CONSIGNES.
A. Indiquez si chacune des affirmations suivantes s'accorde avec l'article sur J.J. Cale, en répondant par oui ou par non et en citant les mots décisifs de l'article : (i) J.J. Cale a enregistré « Number 10 » en studio ; (ii) le contrat de J.J. Cale avec Silvertone vient de prendre fin ; (iii) plus de 80 % de l'argent gagné par J.J. Cale provient des droits sur les versions de ses chansons interprétées par d'autres.
B. Poursuivez l'article sur J.J. Cale à partir de l'endroit où il s'arrête.

==== EXTRAIT DU TEXTE

J.J. Cale
Deux interviews
L'article et la photo viennent de Guitare et Claviers numéro 143, de juillet/août 1993.
L'article est de Fred Spade, la photo de Stills.
Tous droits réservés.
A moins d'aller le traquer sur ses terres californiennes, on a bien peu de chance de croiser J.J. Cale.
Après une bonne vingtaine d'années vécues à la nomade, dans une caravane,
le roi du laid-back, le père tranquille du folky-blues peinard, l'empereur de la sieste guitaristique
s'est enfin fixé. Il a élu domicile dans une maison située au nord de San Diego,
en pleine cambrousse, avec pour seuls compagnons quelques crotales et une ribambelle de lapins de
garenne. C'est là, quasiment seul qu'il a concocté "Number 10", son
dixième album avec des synthétiseurs, une boîte à rythmes et bien sûr
ses guitares. À vrai dire, J.J. Cale aurait pu faire l'effort d'aller enregistrer en studio. Mais il n'a pas
voulu. Il a préféré livrer à sa maison de disques et à son public
des maquettes. Ce n'est pas la première fois me direz-vous. Les fans du bonhomme auront
noté que chacun de ses ouvrages contient des titres réalisés en solo avec du
bric et du broc. Mais cette fois-ci, il nous a joué la totale. "Ma maison de disques m'a
tellement gonflé avec la promotion de "Travel-Log", l'album précédent
-- pendant six mois je n'ai pas arrêté de donner des interviews -- que je n'avais pas
franchement envie de me fouler. Ils voulaient un album, je leur en ai donné un. Et puis de toute
façon, des maquettes peuvent sonner bien mieux que certains enregistrements avec de bons
musiciens." Quoi qu'il en soit, J.J. Cale est désormais libre. Son contrat avec
Silvertone vient de s'achever et personne ne lui a encore fait la moindre proposition. Il ne s'en
inquiète pas. "J'ai atteint un stade où je n'ai plus besoin d'enregistrer pour vivre
confortablement. Plus de 80% de l'argent que j'ai gagné provient des droits que je perçois
sur les versions de mes chansons interprétées par d'autres (Tom Petty, Eric Clapton,
Lynyrd Skynyrd, Waylon Jennings...). J'ai gagné beaucoup d'argent en écrivant pour les
autres, surtout au milieu des années 70."

========
==== JEU DE DONNÉES

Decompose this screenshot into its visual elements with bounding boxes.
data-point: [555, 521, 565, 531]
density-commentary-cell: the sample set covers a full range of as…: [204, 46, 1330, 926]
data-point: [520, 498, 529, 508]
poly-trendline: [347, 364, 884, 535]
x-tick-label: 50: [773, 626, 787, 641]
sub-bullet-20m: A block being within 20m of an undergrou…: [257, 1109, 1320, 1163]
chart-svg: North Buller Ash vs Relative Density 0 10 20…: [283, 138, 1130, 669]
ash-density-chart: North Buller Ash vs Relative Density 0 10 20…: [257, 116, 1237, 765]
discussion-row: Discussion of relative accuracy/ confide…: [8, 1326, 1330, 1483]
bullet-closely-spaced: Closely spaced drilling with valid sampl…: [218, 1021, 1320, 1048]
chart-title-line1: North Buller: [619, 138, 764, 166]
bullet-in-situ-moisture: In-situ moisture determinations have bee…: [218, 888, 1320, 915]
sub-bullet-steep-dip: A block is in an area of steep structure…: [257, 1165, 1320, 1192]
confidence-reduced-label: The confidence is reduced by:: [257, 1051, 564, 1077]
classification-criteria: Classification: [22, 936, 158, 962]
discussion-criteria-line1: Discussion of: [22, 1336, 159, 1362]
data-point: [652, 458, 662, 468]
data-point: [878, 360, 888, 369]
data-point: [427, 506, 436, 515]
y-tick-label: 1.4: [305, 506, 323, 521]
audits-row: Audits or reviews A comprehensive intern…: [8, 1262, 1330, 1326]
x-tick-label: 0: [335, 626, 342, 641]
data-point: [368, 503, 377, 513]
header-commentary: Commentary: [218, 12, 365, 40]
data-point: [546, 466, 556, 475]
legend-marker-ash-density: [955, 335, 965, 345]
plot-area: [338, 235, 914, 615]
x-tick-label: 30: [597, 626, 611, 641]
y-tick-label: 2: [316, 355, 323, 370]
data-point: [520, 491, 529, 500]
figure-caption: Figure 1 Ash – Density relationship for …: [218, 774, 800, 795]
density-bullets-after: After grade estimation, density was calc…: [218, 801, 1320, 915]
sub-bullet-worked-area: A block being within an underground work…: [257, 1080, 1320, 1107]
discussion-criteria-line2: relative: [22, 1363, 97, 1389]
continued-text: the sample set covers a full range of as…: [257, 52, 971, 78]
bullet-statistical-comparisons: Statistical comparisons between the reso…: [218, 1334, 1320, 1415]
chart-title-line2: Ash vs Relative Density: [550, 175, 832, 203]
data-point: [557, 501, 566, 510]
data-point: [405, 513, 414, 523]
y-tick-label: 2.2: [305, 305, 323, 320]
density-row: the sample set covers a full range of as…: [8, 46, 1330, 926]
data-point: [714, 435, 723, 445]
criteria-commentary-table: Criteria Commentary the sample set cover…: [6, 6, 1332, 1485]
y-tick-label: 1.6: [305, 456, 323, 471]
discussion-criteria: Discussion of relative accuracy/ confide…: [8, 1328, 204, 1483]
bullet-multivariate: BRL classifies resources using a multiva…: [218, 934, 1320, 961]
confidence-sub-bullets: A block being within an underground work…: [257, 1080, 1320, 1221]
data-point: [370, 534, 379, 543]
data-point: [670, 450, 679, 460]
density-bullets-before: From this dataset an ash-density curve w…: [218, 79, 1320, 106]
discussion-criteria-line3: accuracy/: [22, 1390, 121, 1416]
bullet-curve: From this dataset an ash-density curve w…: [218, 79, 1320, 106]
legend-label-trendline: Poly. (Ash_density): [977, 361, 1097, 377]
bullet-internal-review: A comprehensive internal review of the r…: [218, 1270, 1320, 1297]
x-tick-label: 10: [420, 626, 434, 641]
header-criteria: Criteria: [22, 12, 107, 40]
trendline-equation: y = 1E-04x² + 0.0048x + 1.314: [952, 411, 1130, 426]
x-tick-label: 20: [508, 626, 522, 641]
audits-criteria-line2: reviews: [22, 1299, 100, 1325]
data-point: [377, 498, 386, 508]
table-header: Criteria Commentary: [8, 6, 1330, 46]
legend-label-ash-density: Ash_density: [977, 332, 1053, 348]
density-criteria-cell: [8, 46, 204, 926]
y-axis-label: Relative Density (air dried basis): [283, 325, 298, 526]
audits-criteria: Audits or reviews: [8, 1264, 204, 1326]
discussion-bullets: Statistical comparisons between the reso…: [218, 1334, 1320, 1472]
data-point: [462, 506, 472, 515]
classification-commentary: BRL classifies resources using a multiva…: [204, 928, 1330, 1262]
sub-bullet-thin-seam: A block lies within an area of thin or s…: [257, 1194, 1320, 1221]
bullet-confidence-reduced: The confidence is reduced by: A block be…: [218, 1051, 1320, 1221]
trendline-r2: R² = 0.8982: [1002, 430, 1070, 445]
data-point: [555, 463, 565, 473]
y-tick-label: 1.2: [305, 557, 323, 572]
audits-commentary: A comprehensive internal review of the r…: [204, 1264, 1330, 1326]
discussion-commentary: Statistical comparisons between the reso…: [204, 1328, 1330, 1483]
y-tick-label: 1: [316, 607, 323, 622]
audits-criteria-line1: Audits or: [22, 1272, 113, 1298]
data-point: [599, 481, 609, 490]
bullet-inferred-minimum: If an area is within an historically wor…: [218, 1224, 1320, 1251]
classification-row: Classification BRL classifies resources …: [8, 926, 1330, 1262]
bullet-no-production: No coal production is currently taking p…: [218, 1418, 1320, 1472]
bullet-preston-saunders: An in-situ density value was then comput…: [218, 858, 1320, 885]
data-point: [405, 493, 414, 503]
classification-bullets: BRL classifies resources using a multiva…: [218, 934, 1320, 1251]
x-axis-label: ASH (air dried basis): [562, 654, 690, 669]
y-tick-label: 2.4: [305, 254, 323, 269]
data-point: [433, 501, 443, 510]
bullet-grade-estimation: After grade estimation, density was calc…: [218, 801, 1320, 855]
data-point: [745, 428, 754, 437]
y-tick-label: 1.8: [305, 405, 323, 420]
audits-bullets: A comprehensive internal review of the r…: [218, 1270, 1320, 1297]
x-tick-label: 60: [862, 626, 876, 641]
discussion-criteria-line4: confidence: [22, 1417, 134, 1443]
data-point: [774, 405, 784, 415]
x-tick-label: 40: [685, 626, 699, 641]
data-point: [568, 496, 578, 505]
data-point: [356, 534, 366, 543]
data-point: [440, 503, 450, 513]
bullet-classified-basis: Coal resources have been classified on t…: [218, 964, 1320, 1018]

========

RÉPONSES.
A.
(i) Non : « J.J. Cale aurait pu faire l'effort d'aller enregistrer en studio. Mais il n'a pas voulu. »
(ii) Oui : « Son contrat avec Silvertone vient de s'achever »
(iii) Oui : « Plus de 80% de l'argent que j'ai gagné provient des droits que je perçois sur les versions de mes chansons interprétées par d'autres »

B.
Vous auriez même pu en gagner encore plus si vous aviez joué un tant soit peu le
jeu du show business, non? Oui, bien sûr. Mais même si enregistrer des disques
m'amuse et que j'aime la musique, il y a toute cette part de business qui me fatigue profondément.
Tout un tas de trucs qui n'ont rien à voir avec la musique. La partie sombre du boulot, la promo, les
interviews, les photos, les télés, tout ça. Pout te dire, ça me gonfle tellement
que je ne choisis même pas les pochettes de mes disques. On se contente de me les proposer et je
dis oui ou non. Ce genre de choses ne m'intéresse absolument pas.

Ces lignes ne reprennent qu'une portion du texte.